-- START OF Supplied information --

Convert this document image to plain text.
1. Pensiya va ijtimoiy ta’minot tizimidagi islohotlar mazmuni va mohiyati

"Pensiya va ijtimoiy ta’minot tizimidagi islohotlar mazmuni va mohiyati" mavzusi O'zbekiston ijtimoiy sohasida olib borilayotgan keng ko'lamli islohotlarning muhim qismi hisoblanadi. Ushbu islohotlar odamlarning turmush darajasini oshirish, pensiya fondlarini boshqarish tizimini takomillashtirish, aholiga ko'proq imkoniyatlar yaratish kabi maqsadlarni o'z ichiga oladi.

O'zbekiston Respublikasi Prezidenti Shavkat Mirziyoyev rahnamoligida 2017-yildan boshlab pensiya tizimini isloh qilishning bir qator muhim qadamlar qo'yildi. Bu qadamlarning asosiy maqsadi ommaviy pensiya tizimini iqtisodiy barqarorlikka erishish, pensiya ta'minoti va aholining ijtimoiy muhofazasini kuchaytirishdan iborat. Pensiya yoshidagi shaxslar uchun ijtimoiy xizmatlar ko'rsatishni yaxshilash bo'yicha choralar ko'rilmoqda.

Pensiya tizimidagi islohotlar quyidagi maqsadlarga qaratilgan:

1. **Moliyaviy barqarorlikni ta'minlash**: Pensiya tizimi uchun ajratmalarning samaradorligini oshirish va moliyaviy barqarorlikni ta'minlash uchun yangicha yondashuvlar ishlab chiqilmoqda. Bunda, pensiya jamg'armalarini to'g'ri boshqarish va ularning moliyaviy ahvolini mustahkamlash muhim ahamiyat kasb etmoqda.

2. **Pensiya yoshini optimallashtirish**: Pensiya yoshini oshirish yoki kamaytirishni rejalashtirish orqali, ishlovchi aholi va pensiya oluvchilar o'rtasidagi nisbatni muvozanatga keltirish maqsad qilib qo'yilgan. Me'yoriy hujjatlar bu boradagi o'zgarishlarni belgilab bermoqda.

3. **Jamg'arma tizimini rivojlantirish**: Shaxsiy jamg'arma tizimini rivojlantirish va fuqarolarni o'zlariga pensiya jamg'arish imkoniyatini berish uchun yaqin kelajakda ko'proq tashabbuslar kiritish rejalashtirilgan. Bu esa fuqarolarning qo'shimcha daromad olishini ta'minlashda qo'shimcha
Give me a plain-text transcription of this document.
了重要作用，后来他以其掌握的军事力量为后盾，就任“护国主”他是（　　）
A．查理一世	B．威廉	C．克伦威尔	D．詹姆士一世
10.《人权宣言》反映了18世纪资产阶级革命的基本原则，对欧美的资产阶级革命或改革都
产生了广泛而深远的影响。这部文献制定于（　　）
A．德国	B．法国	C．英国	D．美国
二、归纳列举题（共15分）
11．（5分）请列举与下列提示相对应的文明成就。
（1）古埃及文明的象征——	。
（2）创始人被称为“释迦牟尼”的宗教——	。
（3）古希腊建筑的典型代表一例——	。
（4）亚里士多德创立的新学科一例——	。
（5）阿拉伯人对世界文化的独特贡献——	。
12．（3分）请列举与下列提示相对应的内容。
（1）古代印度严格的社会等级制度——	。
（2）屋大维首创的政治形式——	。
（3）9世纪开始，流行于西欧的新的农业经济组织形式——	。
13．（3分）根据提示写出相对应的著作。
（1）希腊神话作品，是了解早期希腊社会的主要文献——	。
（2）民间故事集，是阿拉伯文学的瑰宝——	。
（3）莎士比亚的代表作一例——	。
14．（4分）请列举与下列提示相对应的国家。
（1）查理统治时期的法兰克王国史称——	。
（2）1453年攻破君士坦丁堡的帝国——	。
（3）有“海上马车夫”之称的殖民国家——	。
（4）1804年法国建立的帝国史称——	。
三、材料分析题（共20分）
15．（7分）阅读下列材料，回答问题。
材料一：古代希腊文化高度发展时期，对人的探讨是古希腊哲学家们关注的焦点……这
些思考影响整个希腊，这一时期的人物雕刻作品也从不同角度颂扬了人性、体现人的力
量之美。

-- END OF Supplied information --

__Given task__:
Pull out each line of the entries that contains "plain".

__Result of this exercise__:
Convert this document image to plain text.
Give me a plain-text transcription of this document.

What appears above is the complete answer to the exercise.